** START Source records **

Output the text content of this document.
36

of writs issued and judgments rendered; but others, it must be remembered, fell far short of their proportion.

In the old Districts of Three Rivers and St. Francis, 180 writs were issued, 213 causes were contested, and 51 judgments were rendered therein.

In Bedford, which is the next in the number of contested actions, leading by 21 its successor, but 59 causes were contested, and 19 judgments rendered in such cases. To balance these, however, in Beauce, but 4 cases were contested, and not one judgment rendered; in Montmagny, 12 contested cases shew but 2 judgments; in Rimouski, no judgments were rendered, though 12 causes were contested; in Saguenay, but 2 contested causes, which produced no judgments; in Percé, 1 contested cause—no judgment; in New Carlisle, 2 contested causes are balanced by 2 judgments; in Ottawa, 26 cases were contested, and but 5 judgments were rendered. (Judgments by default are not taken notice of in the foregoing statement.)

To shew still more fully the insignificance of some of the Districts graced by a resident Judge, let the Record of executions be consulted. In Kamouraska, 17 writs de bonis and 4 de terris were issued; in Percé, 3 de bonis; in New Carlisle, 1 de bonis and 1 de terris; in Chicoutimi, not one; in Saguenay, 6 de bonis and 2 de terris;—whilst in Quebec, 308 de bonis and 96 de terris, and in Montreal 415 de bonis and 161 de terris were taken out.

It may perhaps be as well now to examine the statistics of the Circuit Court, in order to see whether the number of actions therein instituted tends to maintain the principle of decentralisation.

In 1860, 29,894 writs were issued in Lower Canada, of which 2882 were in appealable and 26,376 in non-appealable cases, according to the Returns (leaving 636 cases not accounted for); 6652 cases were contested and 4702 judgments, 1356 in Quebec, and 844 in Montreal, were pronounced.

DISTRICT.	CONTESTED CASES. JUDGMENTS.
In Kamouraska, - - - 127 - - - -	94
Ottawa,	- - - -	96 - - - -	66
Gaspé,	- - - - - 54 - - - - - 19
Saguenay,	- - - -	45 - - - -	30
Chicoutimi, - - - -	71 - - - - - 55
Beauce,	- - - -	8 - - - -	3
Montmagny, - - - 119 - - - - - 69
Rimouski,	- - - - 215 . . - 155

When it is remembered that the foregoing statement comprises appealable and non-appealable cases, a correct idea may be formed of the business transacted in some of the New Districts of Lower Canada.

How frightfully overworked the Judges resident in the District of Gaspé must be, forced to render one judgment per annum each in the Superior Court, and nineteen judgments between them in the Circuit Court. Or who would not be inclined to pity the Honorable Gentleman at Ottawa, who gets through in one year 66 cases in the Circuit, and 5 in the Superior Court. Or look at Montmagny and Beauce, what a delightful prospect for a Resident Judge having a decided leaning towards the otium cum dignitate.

** END Source records **

Written problem: Retype the entries one by one, exactly.

Written reply:
Output the text content of this document.
36

of writs issued and judgments rendered; but others, it must be remembered, fell far short of their proportion.

In the old Districts of Three Rivers and St. Francis, 180 writs were issued, 213 causes were contested, and 51 judgments were rendered therein.

In Bedford, which is the next in the number of contested actions, leading by 21 its successor, but 59 causes were contested, and 19 judgments rendered in such cases. To balance these, however, in Beauce, but 4 cases were contested, and not one judgment rendered; in Montmagny, 12 contested cases shew but 2 judgments; in Rimouski, no judgments were rendered, though 12 causes were contested; in Saguenay, but 2 contested causes, which produced no judgments; in Percé, 1 contested cause—no judgment; in New Carlisle, 2 contested causes are balanced by 2 judgments; in Ottawa, 26 cases were contested, and but 5 judgments were rendered. (Judgments by default are not taken notice of in the foregoing statement.)

To shew still more fully the insignificance of some of the Districts graced by a resident Judge, let the Record of executions be consulted. In Kamouraska, 17 writs de bonis and 4 de terris were issued; in Percé, 3 de bonis; in New Carlisle, 1 de bonis and 1 de terris; in Chicoutimi, not one; in Saguenay, 6 de bonis and 2 de terris;—whilst in Quebec, 308 de bonis and 96 de terris, and in Montreal 415 de bonis and 161 de terris were taken out.

It may perhaps be as well now to examine the statistics of the Circuit Court, in order to see whether the number of actions therein instituted tends to maintain the principle of decentralisation.

In 1860, 29,894 writs were issued in Lower Canada, of which 2882 were in appealable and 26,376 in non-appealable cases, according to the Returns (leaving 636 cases not accounted for); 6652 cases were contested and 4702 judgments, 1356 in Quebec, and 844 in Montreal, were pronounced.

DISTRICT.	CONTESTED CASES. JUDGMENTS.
In Kamouraska, - - - 127 - - - -	94
Ottawa,	- - - -	96 - - - -	66
Gaspé,	- - - - - 54 - - - - - 19
Saguenay,	- - - -	45 - - - -	30
Chicoutimi, - - - -	71 - - - - - 55
Beauce,	- - - -	8 - - - -	3
Montmagny, - - - 119 - - - - - 69
Rimouski,	- - - - 215 . . - 155

When it is remembered that the foregoing statement comprises appealable and non-appealable cases, a correct idea may be formed of the business transacted in some of the New Districts of Lower Canada.

How frightfully overworked the Judges resident in the District of Gaspé must be, forced to render one judgment per annum each in the Superior Court, and nineteen judgments between them in the Circuit Court. Or who would not be inclined to pity the Honorable Gentleman at Ottawa, who gets through in one year 66 cases in the Circuit, and 5 in the Superior Court. Or look at Montmagny and Beauce, what a delightful prospect for a Resident Judge having a decided leaning towards the otium cum dignitate.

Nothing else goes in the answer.